-- SHORT PROBLEM --
Quote all of the data exactly as given. Skip every picture it contains.

-- ENTRIES --
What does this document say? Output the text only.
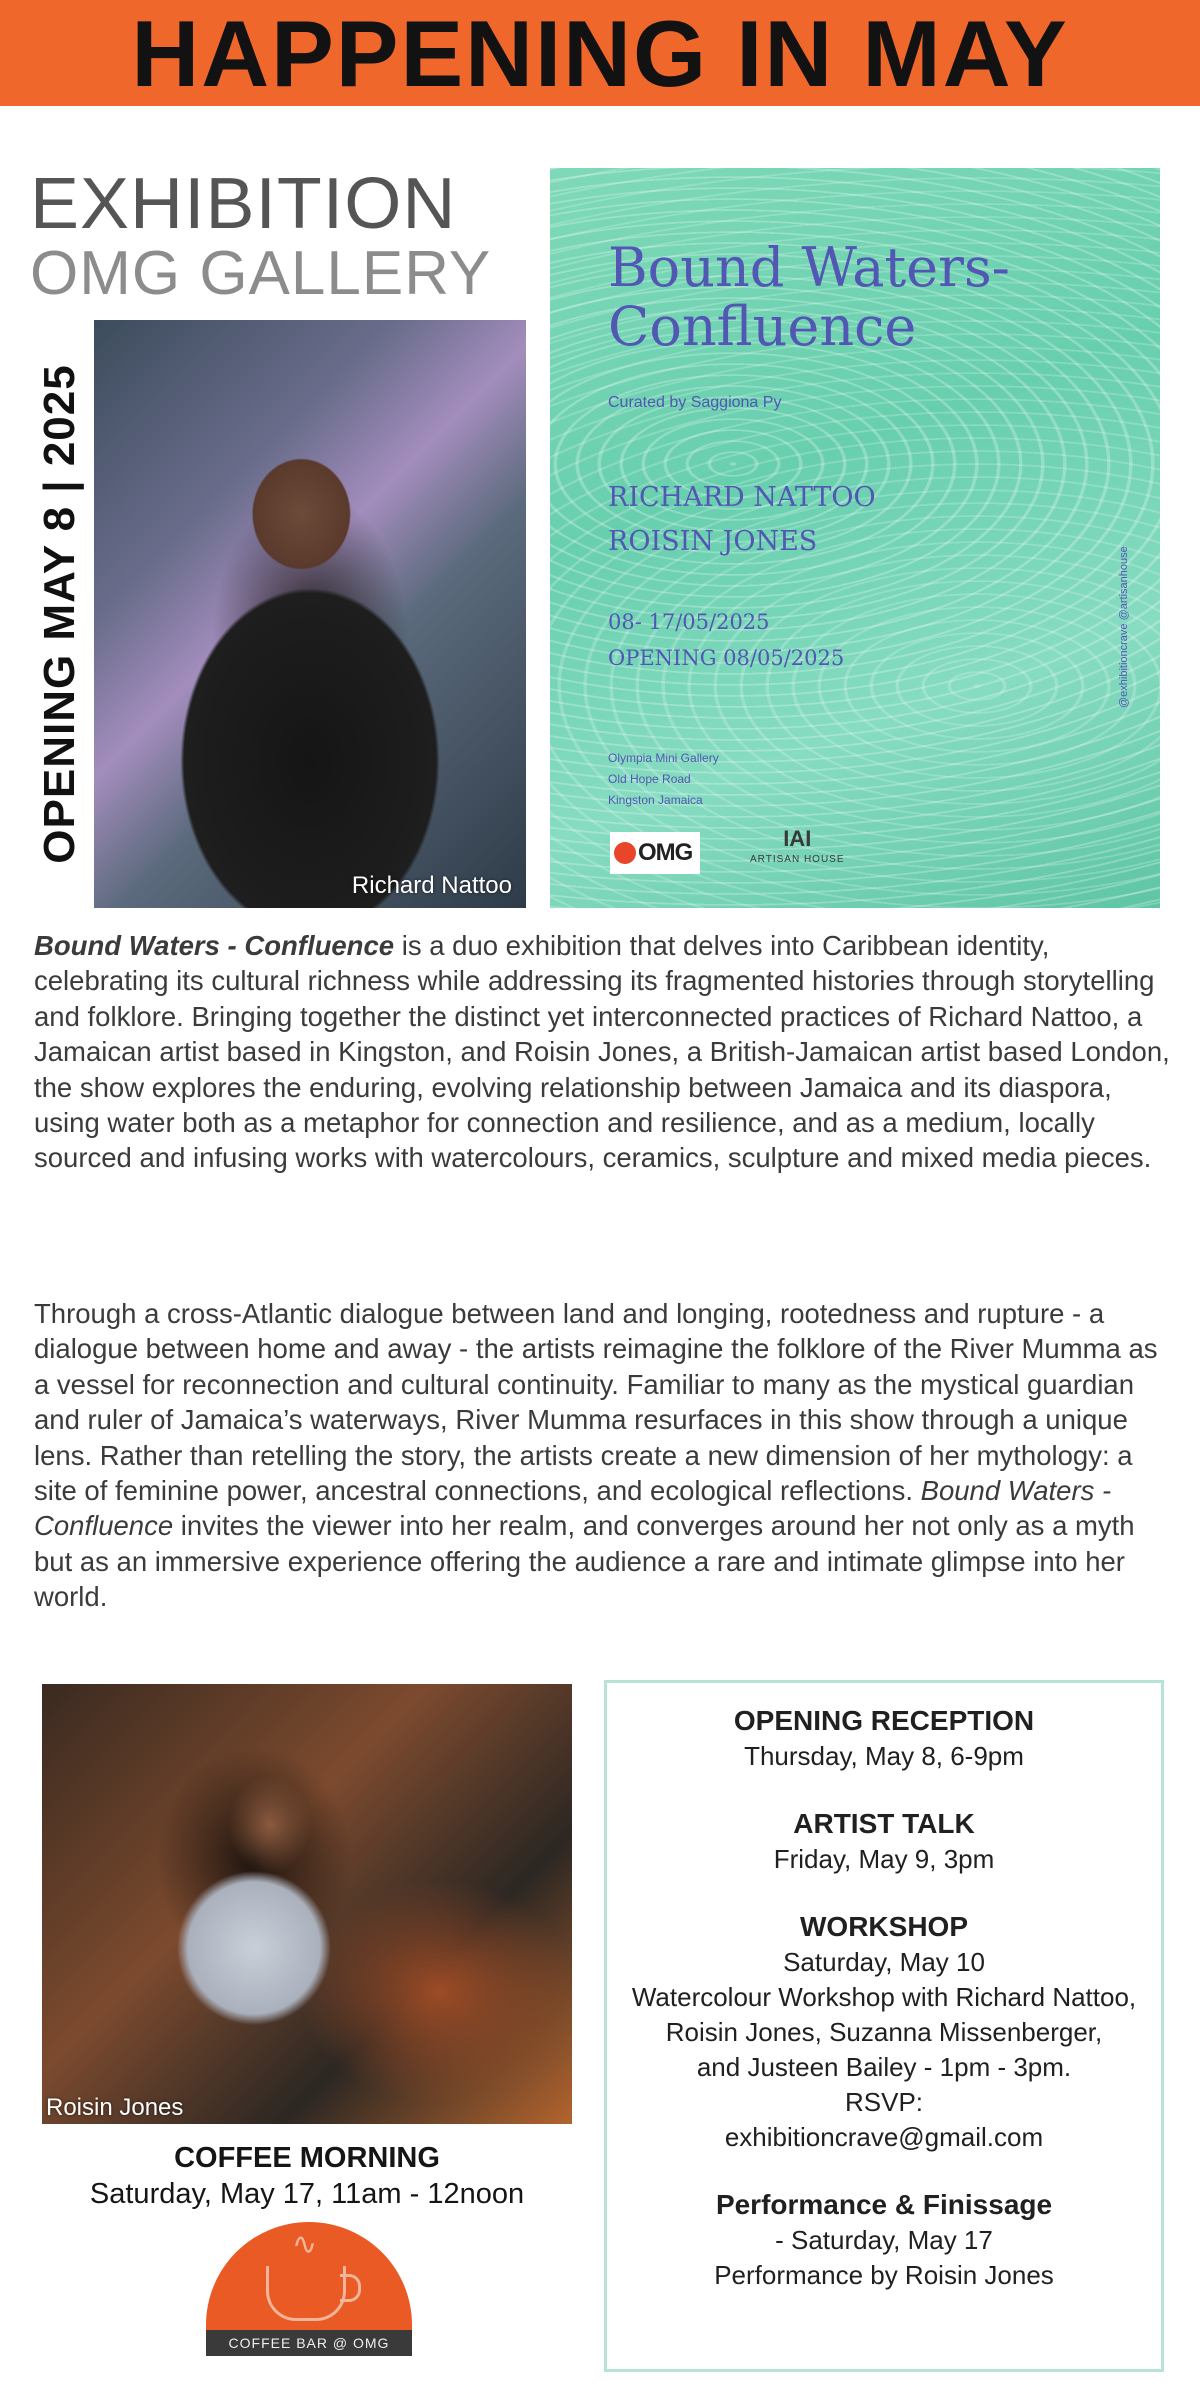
HAPPENING IN MAY
EXHIBITION
OMG GALLERY
OPENING MAY 8 | 2025
Richard Nattoo
Bound Waters-
Confluence
Curated by Saggiona Py
RICHARD NATTOO
ROISIN JONES
08- 17/05/2025
OPENING 08/05/2025
Olympia Mini Gallery
Old Hope Road
Kingston Jamaica
@exhibitioncrave @artisanhouse
OMG
IAI
ARTISAN HOUSE
Bound Waters - Confluence is a duo exhibition that delves into Caribbean identity, celebrating its cultural richness while addressing its fragmented histories through storytelling and folklore. Bringing together the distinct yet interconnected practices of Richard Nattoo, a Jamaican artist based in Kingston, and Roisin Jones, a British-Jamaican artist based London, the show explores the enduring, evolving relationship between Jamaica and its diaspora, using water both as a metaphor for connection and resilience, and as a medium, locally sourced and infusing works with watercolours, ceramics, sculpture and mixed media pieces.
Through a cross-Atlantic dialogue between land and longing, rootedness and rupture - a dialogue between home and away - the artists reimagine the folklore of the River Mumma as a vessel for reconnection and cultural continuity. Familiar to many as the mystical guardian and ruler of Jamaica’s waterways, River Mumma resurfaces in this show through a unique lens. Rather than retelling the story, the artists create a new dimension of her mythology: a site of feminine power, ancestral connections, and ecological reflections. Bound Waters - Confluence invites the viewer into her realm, and converges around her not only as a myth but as an immersive experience offering the audience a rare and intimate glimpse into her world.
Roisin Jones
COFFEE MORNING
Saturday, May 17, 11am - 12noon
∿
COFFEE BAR @ OMG
OPENING RECEPTION
Thursday, May 8, 6-9pm
ARTIST TALK
Friday, May 9, 3pm
WORKSHOP
Saturday, May 10
Watercolour Workshop with Richard Nattoo,
Roisin Jones, Suzanna Missenberger,
and Justeen Bailey - 1pm - 3pm.
RSVP:
exhibitioncrave@gmail.com
Performance & Finissage
- Saturday, May 17
Performance by Roisin Jones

-- RESPONSE BELOW --
What does this document say? Output the text only.
HAPPENING IN MAY
EXHIBITION
OMG GALLERY
OPENING MAY 8 | 2025
Richard Nattoo
Bound Waters-
Confluence
Curated by Saggiona Py
RICHARD NATTOO
ROISIN JONES
08- 17/05/2025
OPENING 08/05/2025
Olympia Mini Gallery
Old Hope Road
Kingston Jamaica
@exhibitioncrave @artisanhouse
OMG
IAI
ARTISAN HOUSE
Bound Waters - Confluence is a duo exhibition that delves into Caribbean identity, celebrating its cultural richness while addressing its fragmented histories through storytelling and folklore. Bringing together the distinct yet interconnected practices of Richard Nattoo, a Jamaican artist based in Kingston, and Roisin Jones, a British-Jamaican artist based London, the show explores the enduring, evolving relationship between Jamaica and its diaspora, using water both as a metaphor for connection and resilience, and as a medium, locally sourced and infusing works with watercolours, ceramics, sculpture and mixed media pieces.
Through a cross-Atlantic dialogue between land and longing, rootedness and rupture - a dialogue between home and away - the artists reimagine the folklore of the River Mumma as a vessel for reconnection and cultural continuity. Familiar to many as the mystical guardian and ruler of Jamaica’s waterways, River Mumma resurfaces in this show through a unique lens. Rather than retelling the story, the artists create a new dimension of her mythology: a site of feminine power, ancestral connections, and ecological reflections. Bound Waters - Confluence invites the viewer into her realm, and converges around her not only as a myth but as an immersive experience offering the audience a rare and intimate glimpse into her world.
Roisin Jones
COFFEE MORNING
Saturday, May 17, 11am - 12noon
∿
COFFEE BAR @ OMG
OPENING RECEPTION
Thursday, May 8, 6-9pm
ARTIST TALK
Friday, May 9, 3pm
WORKSHOP
Saturday, May 10
Watercolour Workshop with Richard Nattoo,
Roisin Jones, Suzanna Missenberger,
and Justeen Bailey - 1pm - 3pm.
RSVP:
exhibitioncrave@gmail.com
Performance & Finissage
- Saturday, May 17
Performance by Roisin Jones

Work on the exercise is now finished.